▶ Recorded data:
BEGIN

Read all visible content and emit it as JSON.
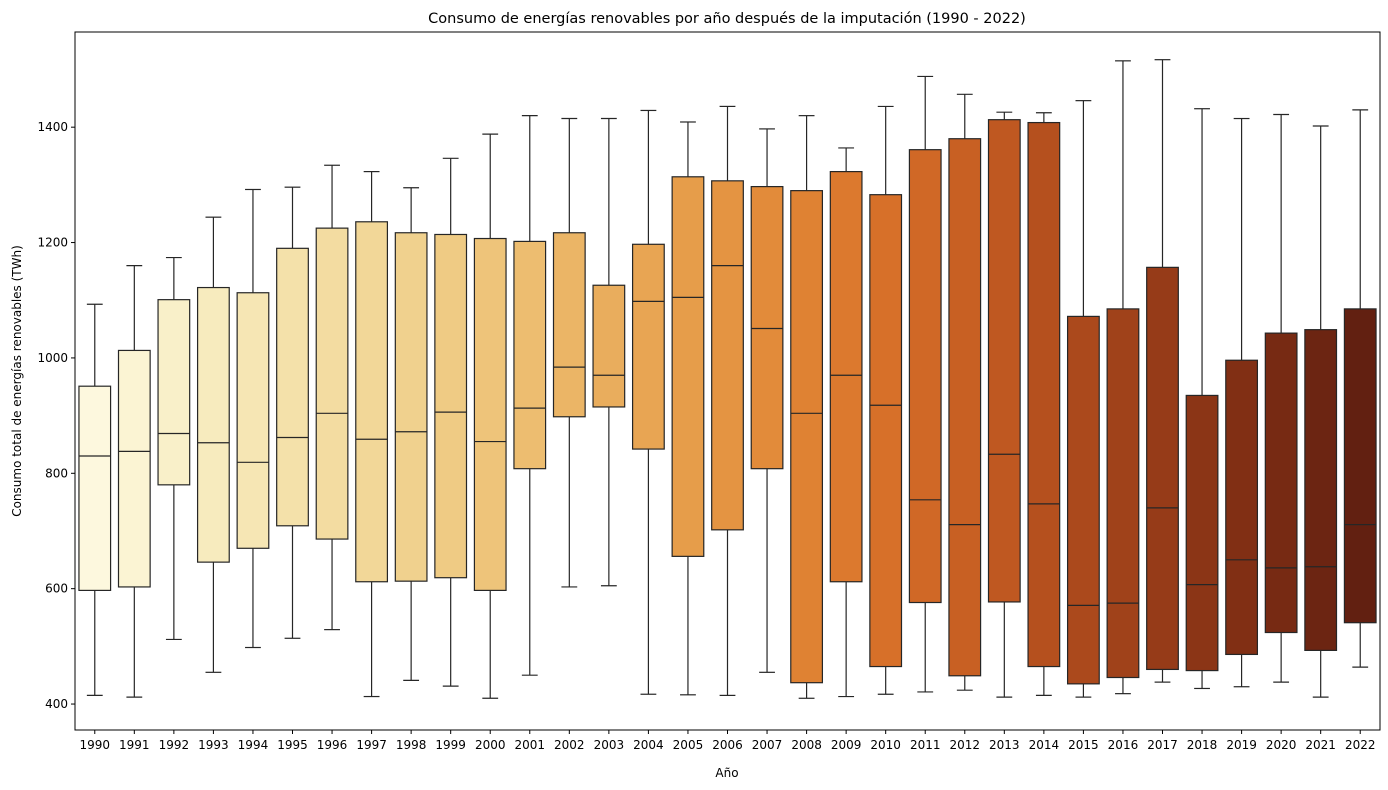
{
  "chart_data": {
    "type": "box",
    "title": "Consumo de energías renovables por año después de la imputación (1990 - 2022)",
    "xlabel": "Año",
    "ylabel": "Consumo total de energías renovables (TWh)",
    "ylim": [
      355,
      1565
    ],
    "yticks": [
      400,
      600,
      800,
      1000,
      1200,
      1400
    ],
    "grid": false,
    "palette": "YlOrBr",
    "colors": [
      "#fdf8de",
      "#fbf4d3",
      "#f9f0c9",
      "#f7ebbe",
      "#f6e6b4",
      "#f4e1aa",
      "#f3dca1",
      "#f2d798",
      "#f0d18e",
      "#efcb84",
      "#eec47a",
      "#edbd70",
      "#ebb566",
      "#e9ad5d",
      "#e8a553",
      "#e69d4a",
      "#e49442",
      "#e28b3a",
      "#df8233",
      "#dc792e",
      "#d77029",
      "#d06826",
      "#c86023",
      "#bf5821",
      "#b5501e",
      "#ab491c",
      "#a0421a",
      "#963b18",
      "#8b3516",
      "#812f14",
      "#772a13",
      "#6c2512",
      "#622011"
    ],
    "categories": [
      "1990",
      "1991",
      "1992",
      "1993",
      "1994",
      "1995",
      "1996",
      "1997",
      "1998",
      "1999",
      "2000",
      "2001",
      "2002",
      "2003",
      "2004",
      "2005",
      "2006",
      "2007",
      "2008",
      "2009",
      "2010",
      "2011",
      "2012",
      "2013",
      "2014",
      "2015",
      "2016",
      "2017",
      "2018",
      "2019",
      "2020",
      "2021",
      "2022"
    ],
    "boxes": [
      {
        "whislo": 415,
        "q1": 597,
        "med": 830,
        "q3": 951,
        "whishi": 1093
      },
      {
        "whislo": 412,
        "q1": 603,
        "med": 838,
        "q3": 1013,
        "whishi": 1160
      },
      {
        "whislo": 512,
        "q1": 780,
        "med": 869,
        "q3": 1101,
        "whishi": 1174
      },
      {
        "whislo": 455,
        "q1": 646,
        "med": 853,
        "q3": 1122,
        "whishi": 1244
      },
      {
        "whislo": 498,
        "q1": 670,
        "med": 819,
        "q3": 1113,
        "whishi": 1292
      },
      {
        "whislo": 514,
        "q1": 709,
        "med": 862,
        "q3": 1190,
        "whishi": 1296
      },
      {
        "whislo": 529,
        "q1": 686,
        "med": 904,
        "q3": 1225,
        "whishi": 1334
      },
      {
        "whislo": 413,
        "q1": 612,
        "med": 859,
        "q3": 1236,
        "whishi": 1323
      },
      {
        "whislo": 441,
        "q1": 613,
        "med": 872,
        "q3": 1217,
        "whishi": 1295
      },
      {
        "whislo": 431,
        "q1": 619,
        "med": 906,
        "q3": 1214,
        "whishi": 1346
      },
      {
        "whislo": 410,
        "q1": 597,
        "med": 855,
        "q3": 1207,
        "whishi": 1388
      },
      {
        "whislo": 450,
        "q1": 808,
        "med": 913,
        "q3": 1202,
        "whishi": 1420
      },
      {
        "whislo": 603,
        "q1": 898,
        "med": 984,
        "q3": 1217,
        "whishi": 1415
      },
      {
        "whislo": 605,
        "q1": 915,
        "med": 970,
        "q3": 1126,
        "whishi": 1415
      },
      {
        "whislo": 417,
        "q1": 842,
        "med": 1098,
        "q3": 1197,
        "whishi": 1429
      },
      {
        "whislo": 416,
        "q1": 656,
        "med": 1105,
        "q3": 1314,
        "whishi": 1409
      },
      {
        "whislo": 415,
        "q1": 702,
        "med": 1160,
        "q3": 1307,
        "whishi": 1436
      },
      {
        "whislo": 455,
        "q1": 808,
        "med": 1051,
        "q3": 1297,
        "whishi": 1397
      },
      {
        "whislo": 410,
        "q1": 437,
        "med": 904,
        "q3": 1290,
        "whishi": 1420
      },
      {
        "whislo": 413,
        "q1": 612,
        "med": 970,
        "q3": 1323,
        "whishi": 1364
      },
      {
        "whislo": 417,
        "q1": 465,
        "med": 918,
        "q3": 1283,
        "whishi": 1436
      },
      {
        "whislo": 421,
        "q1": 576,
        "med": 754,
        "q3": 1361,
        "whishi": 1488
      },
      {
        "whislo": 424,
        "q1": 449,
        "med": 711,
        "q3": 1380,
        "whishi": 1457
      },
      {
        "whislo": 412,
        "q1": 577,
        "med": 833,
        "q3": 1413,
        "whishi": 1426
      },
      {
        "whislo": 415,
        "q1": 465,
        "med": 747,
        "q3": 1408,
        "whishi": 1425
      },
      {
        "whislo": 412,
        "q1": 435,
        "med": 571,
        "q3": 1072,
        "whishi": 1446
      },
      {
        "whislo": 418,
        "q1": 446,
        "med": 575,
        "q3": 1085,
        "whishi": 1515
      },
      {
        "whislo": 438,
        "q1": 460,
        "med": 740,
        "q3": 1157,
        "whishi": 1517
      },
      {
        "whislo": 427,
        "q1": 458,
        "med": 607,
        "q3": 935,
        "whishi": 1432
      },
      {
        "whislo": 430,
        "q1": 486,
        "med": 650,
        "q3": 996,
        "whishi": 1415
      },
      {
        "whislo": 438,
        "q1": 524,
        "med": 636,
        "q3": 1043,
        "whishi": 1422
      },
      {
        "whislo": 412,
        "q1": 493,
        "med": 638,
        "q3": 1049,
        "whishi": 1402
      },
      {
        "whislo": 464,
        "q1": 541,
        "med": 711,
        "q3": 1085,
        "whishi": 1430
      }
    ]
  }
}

END

▶ Task to carry out:
Answer only with how many lines in the records include "renovables".

▶ Worked solution:
2